=== INPUT FOR THIS TASK ===
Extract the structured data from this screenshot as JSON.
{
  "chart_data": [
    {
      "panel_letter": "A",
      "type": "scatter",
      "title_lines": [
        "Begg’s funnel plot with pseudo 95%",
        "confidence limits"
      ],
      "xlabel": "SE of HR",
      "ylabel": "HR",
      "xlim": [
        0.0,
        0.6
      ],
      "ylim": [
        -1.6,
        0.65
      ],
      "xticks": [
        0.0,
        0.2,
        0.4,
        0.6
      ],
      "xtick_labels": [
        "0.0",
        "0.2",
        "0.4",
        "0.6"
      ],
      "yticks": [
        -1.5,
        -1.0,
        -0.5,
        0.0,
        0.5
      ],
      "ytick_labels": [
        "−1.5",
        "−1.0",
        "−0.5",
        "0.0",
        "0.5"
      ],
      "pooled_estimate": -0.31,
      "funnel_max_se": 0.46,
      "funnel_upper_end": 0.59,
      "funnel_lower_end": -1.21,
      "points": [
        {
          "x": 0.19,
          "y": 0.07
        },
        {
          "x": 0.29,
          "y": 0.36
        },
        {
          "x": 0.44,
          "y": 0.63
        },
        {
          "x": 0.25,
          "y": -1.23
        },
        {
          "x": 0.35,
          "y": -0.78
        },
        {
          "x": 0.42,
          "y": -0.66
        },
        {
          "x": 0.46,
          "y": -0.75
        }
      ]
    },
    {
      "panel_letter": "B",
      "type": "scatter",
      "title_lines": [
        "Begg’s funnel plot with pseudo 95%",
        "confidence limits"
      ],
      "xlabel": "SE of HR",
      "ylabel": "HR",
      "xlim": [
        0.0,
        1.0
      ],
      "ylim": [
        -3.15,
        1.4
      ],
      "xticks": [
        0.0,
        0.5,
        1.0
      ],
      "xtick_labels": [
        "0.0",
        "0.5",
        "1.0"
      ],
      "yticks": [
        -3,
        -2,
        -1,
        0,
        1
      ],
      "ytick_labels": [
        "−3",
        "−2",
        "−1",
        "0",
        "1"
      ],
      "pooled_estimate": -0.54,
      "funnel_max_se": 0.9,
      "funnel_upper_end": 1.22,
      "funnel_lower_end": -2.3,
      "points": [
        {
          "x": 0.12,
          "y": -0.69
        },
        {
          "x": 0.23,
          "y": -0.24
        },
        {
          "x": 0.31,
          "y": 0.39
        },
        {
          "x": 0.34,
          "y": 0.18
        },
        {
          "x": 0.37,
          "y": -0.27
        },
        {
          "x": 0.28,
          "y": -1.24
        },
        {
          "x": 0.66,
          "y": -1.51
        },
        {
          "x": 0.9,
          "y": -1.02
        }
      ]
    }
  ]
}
===
PROBLEM TO SOLVE —
In this exercise, repeat all entries exactly.

RESULT FOR THIS EXERCISE —
Extract the structured data from this screenshot as JSON.
{
  "chart_data": [
    {
      "panel_letter": "A",
      "type": "scatter",
      "title_lines": [
        "Begg’s funnel plot with pseudo 95%",
        "confidence limits"
      ],
      "xlabel": "SE of HR",
      "ylabel": "HR",
      "xlim": [
        0.0,
        0.6
      ],
      "ylim": [
        -1.6,
        0.65
      ],
      "xticks": [
        0.0,
        0.2,
        0.4,
        0.6
      ],
      "xtick_labels": [
        "0.0",
        "0.2",
        "0.4",
        "0.6"
      ],
      "yticks": [
        -1.5,
        -1.0,
        -0.5,
        0.0,
        0.5
      ],
      "ytick_labels": [
        "−1.5",
        "−1.0",
        "−0.5",
        "0.0",
        "0.5"
      ],
      "pooled_estimate": -0.31,
      "funnel_max_se": 0.46,
      "funnel_upper_end": 0.59,
      "funnel_lower_end": -1.21,
      "points": [
        {
          "x": 0.19,
          "y": 0.07
        },
        {
          "x": 0.29,
          "y": 0.36
        },
        {
          "x": 0.44,
          "y": 0.63
        },
        {
          "x": 0.25,
          "y": -1.23
        },
        {
          "x": 0.35,
          "y": -0.78
        },
        {
          "x": 0.42,
          "y": -0.66
        },
        {
          "x": 0.46,
          "y": -0.75
        }
      ]
    },
    {
      "panel_letter": "B",
      "type": "scatter",
      "title_lines": [
        "Begg’s funnel plot with pseudo 95%",
        "confidence limits"
      ],
      "xlabel": "SE of HR",
      "ylabel": "HR",
      "xlim": [
        0.0,
        1.0
      ],
      "ylim": [
        -3.15,
        1.4
      ],
      "xticks": [
        0.0,
        0.5,
        1.0
      ],
      "xtick_labels": [
        "0.0",
        "0.5",
        "1.0"
      ],
      "yticks": [
        -3,
        -2,
        -1,
        0,
        1
      ],
      "ytick_labels": [
        "−3",
        "−2",
        "−1",
        "0",
        "1"
      ],
      "pooled_estimate": -0.54,
      "funnel_max_se": 0.9,
      "funnel_upper_end": 1.22,
      "funnel_lower_end": -2.3,
      "points": [
        {
          "x": 0.12,
          "y": -0.69
        },
        {
          "x": 0.23,
          "y": -0.24
        },
        {
          "x": 0.31,
          "y": 0.39
        },
        {
          "x": 0.34,
          "y": 0.18
        },
        {
          "x": 0.37,
          "y": -0.27
        },
        {
          "x": 0.28,
          "y": -1.24
        },
        {
          "x": 0.66,
          "y": -1.51
        },
        {
          "x": 0.9,
          "y": -1.02
        }
      ]
    }
  ]
}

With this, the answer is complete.